Exercise input:
* Start *
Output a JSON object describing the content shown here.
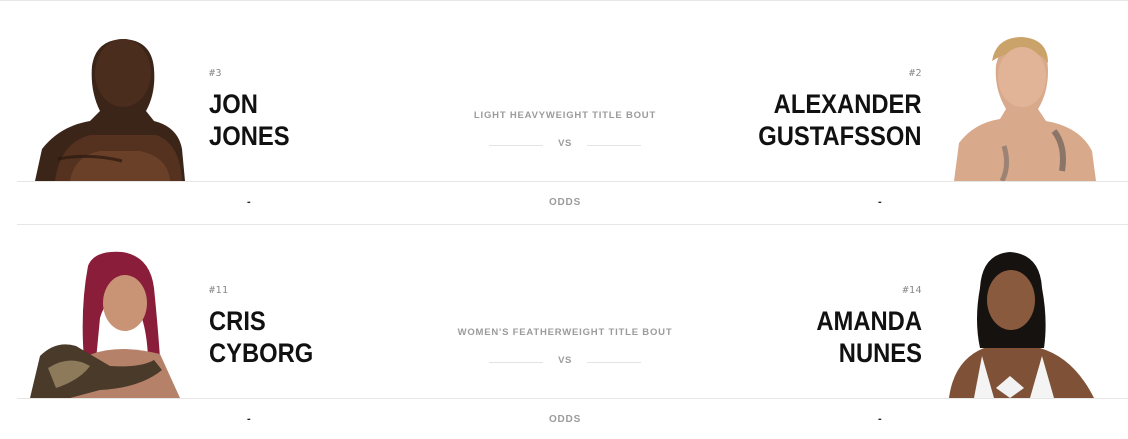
{
  "bouts": [
    {
      "title": "LIGHT HEAVYWEIGHT TITLE BOUT",
      "vs": "VS",
      "odds_label": "ODDS",
      "red": {
        "rank": "#3",
        "first": "JON",
        "last": "JONES",
        "odds": "-"
      },
      "blue": {
        "rank": "#2",
        "first": "ALEXANDER",
        "last": "GUSTAFSSON",
        "odds": "-"
      }
    },
    {
      "title": "WOMEN'S FEATHERWEIGHT TITLE BOUT",
      "vs": "VS",
      "odds_label": "ODDS",
      "red": {
        "rank": "#11",
        "first": "CRIS",
        "last": "CYBORG",
        "odds": "-"
      },
      "blue": {
        "rank": "#14",
        "first": "AMANDA",
        "last": "NUNES",
        "odds": "-"
      }
    }
  ]
}
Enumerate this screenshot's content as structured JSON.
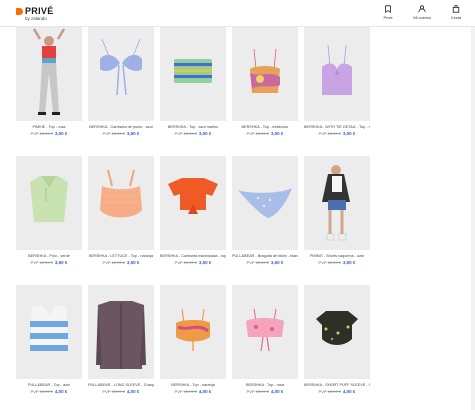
* End *
Work to be completed: Reproduce each entry precisely. Leave the pictures out.

Exercise output:
Output a JSON object describing the content shown here.
{
  "bouts": [
    {
      "title": "LIGHT HEAVYWEIGHT TITLE BOUT",
      "vs": "VS",
      "odds_label": "ODDS",
      "red": {
        "rank": "#3",
        "first": "JON",
        "last": "JONES",
        "odds": "-"
      },
      "blue": {
        "rank": "#2",
        "first": "ALEXANDER",
        "last": "GUSTAFSSON",
        "odds": "-"
      }
    },
    {
      "title": "WOMEN'S FEATHERWEIGHT TITLE BOUT",
      "vs": "VS",
      "odds_label": "ODDS",
      "red": {
        "rank": "#11",
        "first": "CRIS",
        "last": "CYBORG",
        "odds": "-"
      },
      "blue": {
        "rank": "#14",
        "first": "AMANDA",
        "last": "NUNES",
        "odds": "-"
      }
    }
  ]
}
Enumerate this screenshot's content as structured JSON.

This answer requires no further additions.